● **Data excerpts**
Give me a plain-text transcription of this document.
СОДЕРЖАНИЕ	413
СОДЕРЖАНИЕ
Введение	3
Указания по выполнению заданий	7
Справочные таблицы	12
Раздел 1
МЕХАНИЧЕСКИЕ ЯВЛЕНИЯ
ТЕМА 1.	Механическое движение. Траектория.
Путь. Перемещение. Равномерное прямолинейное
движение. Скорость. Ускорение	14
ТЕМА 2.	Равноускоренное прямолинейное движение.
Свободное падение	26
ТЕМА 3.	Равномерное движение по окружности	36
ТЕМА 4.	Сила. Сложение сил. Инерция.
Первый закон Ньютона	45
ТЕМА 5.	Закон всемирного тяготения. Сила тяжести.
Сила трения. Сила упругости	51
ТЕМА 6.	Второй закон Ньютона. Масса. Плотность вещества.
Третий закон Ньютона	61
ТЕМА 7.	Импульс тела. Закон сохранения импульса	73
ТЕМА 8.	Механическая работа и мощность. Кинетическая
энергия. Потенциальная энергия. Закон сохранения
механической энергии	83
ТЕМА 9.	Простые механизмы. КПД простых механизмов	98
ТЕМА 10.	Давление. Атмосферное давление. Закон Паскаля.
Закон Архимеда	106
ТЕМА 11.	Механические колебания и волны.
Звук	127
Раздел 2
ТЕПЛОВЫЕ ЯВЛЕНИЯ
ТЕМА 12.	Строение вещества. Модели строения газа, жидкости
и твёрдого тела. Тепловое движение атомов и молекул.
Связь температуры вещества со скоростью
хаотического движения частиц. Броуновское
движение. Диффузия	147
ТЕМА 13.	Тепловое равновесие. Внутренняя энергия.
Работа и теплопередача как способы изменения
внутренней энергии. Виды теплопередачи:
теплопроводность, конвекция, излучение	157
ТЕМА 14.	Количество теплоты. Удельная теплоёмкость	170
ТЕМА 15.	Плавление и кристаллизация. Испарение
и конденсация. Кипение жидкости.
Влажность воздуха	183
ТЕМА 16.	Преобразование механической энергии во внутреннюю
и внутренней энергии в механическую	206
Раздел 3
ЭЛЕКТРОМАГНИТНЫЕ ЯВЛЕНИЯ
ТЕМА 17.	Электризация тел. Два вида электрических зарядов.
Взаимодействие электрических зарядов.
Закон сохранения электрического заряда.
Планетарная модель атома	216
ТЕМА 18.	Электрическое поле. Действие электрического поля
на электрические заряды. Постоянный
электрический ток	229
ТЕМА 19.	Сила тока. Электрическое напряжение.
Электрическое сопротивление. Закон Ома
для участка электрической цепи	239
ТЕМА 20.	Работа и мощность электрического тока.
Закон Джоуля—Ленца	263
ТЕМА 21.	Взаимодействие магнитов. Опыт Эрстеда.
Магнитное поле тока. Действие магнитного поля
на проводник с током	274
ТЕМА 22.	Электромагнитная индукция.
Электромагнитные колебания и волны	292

● **Brief**
In the records above, locate every line with the string "Ньютона" and copy it.

● **Task output**
Первый закон Ньютона	45
ТЕМА 6.	Второй закон Ньютона. Масса. Плотность вещества.
Третий закон Ньютона	61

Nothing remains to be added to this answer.